[Extracted records]
'''

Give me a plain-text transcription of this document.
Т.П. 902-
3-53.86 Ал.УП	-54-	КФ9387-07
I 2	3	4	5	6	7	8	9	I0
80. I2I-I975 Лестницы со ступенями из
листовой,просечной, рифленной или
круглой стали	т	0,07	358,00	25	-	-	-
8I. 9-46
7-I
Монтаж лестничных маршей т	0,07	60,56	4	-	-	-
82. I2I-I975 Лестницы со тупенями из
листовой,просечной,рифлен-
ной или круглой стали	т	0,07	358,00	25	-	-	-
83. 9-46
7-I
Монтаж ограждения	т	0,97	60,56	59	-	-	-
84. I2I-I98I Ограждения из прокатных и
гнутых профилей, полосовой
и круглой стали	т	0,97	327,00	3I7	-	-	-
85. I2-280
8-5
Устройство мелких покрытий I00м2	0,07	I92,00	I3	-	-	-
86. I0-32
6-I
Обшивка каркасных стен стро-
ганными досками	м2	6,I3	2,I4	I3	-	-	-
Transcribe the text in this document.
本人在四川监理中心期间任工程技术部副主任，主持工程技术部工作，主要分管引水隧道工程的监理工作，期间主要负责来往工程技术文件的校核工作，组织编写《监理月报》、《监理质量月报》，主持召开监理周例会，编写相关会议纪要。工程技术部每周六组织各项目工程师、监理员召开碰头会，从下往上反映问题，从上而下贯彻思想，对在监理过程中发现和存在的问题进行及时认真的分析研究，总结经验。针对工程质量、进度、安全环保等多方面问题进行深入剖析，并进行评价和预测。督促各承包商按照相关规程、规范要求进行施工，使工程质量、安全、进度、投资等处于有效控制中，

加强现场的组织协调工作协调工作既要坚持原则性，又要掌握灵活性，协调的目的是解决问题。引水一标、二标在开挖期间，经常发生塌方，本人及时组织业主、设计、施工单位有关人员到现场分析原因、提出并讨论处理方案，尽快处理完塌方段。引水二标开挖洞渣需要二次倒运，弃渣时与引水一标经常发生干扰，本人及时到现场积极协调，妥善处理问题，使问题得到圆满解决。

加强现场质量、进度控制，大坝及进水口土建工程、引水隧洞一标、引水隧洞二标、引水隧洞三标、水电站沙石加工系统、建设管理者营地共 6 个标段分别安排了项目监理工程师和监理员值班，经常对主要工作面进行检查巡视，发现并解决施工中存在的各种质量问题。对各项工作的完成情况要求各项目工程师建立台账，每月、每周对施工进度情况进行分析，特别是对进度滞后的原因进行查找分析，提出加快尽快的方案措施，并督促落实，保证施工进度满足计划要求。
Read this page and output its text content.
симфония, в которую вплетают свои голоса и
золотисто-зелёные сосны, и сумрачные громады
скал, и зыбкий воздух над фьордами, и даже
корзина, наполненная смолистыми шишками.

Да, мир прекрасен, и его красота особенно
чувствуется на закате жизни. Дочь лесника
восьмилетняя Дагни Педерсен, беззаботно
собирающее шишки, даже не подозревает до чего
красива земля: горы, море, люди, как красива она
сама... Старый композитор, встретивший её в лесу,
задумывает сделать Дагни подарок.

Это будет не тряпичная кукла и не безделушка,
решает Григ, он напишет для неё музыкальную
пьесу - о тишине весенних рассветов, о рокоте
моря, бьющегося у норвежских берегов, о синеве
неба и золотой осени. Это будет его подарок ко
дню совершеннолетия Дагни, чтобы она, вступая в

'''

» Task instructions
Reproduce every line of the listing above in which the string "Лестницы" appears.

» Solution to this problem
80. I2I-I975 Лестницы со ступенями из
82. I2I-I975 Лестницы со тупенями из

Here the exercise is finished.